### Challenge
Print every entry exactly as written.
++++ Data records
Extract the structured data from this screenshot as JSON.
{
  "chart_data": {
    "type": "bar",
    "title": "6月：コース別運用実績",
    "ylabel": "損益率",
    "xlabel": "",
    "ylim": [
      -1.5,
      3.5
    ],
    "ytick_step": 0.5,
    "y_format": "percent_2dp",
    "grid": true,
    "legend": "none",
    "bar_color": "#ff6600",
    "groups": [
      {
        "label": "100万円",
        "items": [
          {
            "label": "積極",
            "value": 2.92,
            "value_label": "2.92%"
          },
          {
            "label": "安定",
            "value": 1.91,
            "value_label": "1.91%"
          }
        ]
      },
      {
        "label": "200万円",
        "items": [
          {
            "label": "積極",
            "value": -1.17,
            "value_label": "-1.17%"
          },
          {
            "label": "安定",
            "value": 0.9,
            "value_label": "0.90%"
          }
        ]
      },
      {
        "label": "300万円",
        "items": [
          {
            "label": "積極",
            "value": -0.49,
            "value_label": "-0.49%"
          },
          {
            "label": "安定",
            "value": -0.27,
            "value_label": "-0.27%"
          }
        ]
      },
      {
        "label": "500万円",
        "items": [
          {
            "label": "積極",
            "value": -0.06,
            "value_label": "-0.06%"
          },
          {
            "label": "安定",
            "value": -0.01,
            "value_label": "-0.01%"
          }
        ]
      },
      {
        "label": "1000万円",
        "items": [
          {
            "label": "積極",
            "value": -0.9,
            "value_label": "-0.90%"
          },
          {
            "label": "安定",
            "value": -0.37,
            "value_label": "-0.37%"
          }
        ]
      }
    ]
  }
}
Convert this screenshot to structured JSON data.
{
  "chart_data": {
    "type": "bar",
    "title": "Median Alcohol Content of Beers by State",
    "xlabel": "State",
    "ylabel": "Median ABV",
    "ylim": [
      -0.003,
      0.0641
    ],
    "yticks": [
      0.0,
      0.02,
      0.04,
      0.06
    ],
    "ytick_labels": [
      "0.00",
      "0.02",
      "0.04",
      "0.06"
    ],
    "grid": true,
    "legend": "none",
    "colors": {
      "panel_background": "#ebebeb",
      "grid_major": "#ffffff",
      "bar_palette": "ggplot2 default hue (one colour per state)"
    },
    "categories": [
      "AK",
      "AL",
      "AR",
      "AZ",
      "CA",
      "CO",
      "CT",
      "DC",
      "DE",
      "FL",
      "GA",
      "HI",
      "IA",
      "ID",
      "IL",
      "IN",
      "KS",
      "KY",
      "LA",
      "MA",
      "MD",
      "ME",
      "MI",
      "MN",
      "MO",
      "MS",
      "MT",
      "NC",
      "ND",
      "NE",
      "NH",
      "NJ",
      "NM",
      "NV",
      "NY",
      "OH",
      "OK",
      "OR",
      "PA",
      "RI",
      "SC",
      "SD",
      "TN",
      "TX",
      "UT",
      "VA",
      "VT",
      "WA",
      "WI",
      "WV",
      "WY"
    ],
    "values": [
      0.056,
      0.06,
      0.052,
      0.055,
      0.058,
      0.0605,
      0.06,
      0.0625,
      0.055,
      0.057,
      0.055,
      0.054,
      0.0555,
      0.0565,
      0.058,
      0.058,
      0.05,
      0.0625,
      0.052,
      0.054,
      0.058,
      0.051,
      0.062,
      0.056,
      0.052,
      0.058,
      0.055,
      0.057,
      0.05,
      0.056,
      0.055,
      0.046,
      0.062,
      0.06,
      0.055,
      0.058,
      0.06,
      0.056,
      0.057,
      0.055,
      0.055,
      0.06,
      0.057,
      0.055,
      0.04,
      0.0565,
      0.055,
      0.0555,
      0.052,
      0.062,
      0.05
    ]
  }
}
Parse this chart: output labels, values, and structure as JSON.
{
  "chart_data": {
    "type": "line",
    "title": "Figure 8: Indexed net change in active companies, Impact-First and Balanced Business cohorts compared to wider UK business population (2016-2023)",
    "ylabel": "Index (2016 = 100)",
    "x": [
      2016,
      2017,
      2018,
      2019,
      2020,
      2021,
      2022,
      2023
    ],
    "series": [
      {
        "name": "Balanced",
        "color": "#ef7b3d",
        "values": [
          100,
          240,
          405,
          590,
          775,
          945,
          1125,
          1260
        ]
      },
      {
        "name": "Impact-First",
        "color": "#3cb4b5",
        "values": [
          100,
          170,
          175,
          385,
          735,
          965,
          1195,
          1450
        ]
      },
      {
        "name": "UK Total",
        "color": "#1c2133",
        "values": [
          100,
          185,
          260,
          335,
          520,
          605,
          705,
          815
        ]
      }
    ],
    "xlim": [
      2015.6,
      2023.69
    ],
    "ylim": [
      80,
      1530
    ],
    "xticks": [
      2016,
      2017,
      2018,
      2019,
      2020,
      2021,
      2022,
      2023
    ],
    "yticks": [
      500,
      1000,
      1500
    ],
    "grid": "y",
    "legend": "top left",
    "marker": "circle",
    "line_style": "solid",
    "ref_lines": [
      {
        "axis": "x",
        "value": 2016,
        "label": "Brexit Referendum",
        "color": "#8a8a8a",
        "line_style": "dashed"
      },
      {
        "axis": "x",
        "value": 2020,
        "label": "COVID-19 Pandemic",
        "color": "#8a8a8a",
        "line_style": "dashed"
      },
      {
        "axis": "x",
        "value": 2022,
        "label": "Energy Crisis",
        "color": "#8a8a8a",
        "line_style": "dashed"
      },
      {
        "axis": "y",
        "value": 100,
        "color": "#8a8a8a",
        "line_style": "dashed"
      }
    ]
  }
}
++++++++
### Result of this task
Extract the structured data from this screenshot as JSON.
{
  "chart_data": {
    "type": "bar",
    "title": "6月：コース別運用実績",
    "ylabel": "損益率",
    "xlabel": "",
    "ylim": [
      -1.5,
      3.5
    ],
    "ytick_step": 0.5,
    "y_format": "percent_2dp",
    "grid": true,
    "legend": "none",
    "bar_color": "#ff6600",
    "groups": [
      {
        "label": "100万円",
        "items": [
          {
            "label": "積極",
            "value": 2.92,
            "value_label": "2.92%"
          },
          {
            "label": "安定",
            "value": 1.91,
            "value_label": "1.91%"
          }
        ]
      },
      {
        "label": "200万円",
        "items": [
          {
            "label": "積極",
            "value": -1.17,
            "value_label": "-1.17%"
          },
          {
            "label": "安定",
            "value": 0.9,
            "value_label": "0.90%"
          }
        ]
      },
      {
        "label": "300万円",
        "items": [
          {
            "label": "積極",
            "value": -0.49,
            "value_label": "-0.49%"
          },
          {
            "label": "安定",
            "value": -0.27,
            "value_label": "-0.27%"
          }
        ]
      },
      {
        "label": "500万円",
        "items": [
          {
            "label": "積極",
            "value": -0.06,
            "value_label": "-0.06%"
          },
          {
            "label": "安定",
            "value": -0.01,
            "value_label": "-0.01%"
          }
        ]
      },
      {
        "label": "1000万円",
        "items": [
          {
            "label": "積極",
            "value": -0.9,
            "value_label": "-0.90%"
          },
          {
            "label": "安定",
            "value": -0.37,
            "value_label": "-0.37%"
          }
        ]
      }
    ]
  }
}
Convert this screenshot to structured JSON data.
{
  "chart_data": {
    "type": "bar",
    "title": "Median Alcohol Content of Beers by State",
    "xlabel": "State",
    "ylabel": "Median ABV",
    "ylim": [
      -0.003,
      0.0641
    ],
    "yticks": [
      0.0,
      0.02,
      0.04,
      0.06
    ],
    "ytick_labels": [
      "0.00",
      "0.02",
      "0.04",
      "0.06"
    ],
    "grid": true,
    "legend": "none",
    "colors": {
      "panel_background": "#ebebeb",
      "grid_major": "#ffffff",
      "bar_palette": "ggplot2 default hue (one colour per state)"
    },
    "categories": [
      "AK",
      "AL",
      "AR",
      "AZ",
      "CA",
      "CO",
      "CT",
      "DC",
      "DE",
      "FL",
      "GA",
      "HI",
      "IA",
      "ID",
      "IL",
      "IN",
      "KS",
      "KY",
      "LA",
      "MA",
      "MD",
      "ME",
      "MI",
      "MN",
      "MO",
      "MS",
      "MT",
      "NC",
      "ND",
      "NE",
      "NH",
      "NJ",
      "NM",
      "NV",
      "NY",
      "OH",
      "OK",
      "OR",
      "PA",
      "RI",
      "SC",
      "SD",
      "TN",
      "TX",
      "UT",
      "VA",
      "VT",
      "WA",
      "WI",
      "WV",
      "WY"
    ],
    "values": [
      0.056,
      0.06,
      0.052,
      0.055,
      0.058,
      0.0605,
      0.06,
      0.0625,
      0.055,
      0.057,
      0.055,
      0.054,
      0.0555,
      0.0565,
      0.058,
      0.058,
      0.05,
      0.0625,
      0.052,
      0.054,
      0.058,
      0.051,
      0.062,
      0.056,
      0.052,
      0.058,
      0.055,
      0.057,
      0.05,
      0.056,
      0.055,
      0.046,
      0.062,
      0.06,
      0.055,
      0.058,
      0.06,
      0.056,
      0.057,
      0.055,
      0.055,
      0.06,
      0.057,
      0.055,
      0.04,
      0.0565,
      0.055,
      0.0555,
      0.052,
      0.062,
      0.05
    ]
  }
}
Parse this chart: output labels, values, and structure as JSON.
{
  "chart_data": {
    "type": "line",
    "title": "Figure 8: Indexed net change in active companies, Impact-First and Balanced Business cohorts compared to wider UK business population (2016-2023)",
    "ylabel": "Index (2016 = 100)",
    "x": [
      2016,
      2017,
      2018,
      2019,
      2020,
      2021,
      2022,
      2023
    ],
    "series": [
      {
        "name": "Balanced",
        "color": "#ef7b3d",
        "values": [
          100,
          240,
          405,
          590,
          775,
          945,
          1125,
          1260
        ]
      },
      {
        "name": "Impact-First",
        "color": "#3cb4b5",
        "values": [
          100,
          170,
          175,
          385,
          735,
          965,
          1195,
          1450
        ]
      },
      {
        "name": "UK Total",
        "color": "#1c2133",
        "values": [
          100,
          185,
          260,
          335,
          520,
          605,
          705,
          815
        ]
      }
    ],
    "xlim": [
      2015.6,
      2023.69
    ],
    "ylim": [
      80,
      1530
    ],
    "xticks": [
      2016,
      2017,
      2018,
      2019,
      2020,
      2021,
      2022,
      2023
    ],
    "yticks": [
      500,
      1000,
      1500
    ],
    "grid": "y",
    "legend": "top left",
    "marker": "circle",
    "line_style": "solid",
    "ref_lines": [
      {
        "axis": "x",
        "value": 2016,
        "label": "Brexit Referendum",
        "color": "#8a8a8a",
        "line_style": "dashed"
      },
      {
        "axis": "x",
        "value": 2020,
        "label": "COVID-19 Pandemic",
        "color": "#8a8a8a",
        "line_style": "dashed"
      },
      {
        "axis": "x",
        "value": 2022,
        "label": "Energy Crisis",
        "color": "#8a8a8a",
        "line_style": "dashed"
      },
      {
        "axis": "y",
        "value": 100,
        "color": "#8a8a8a",
        "line_style": "dashed"
      }
    ]
  }
}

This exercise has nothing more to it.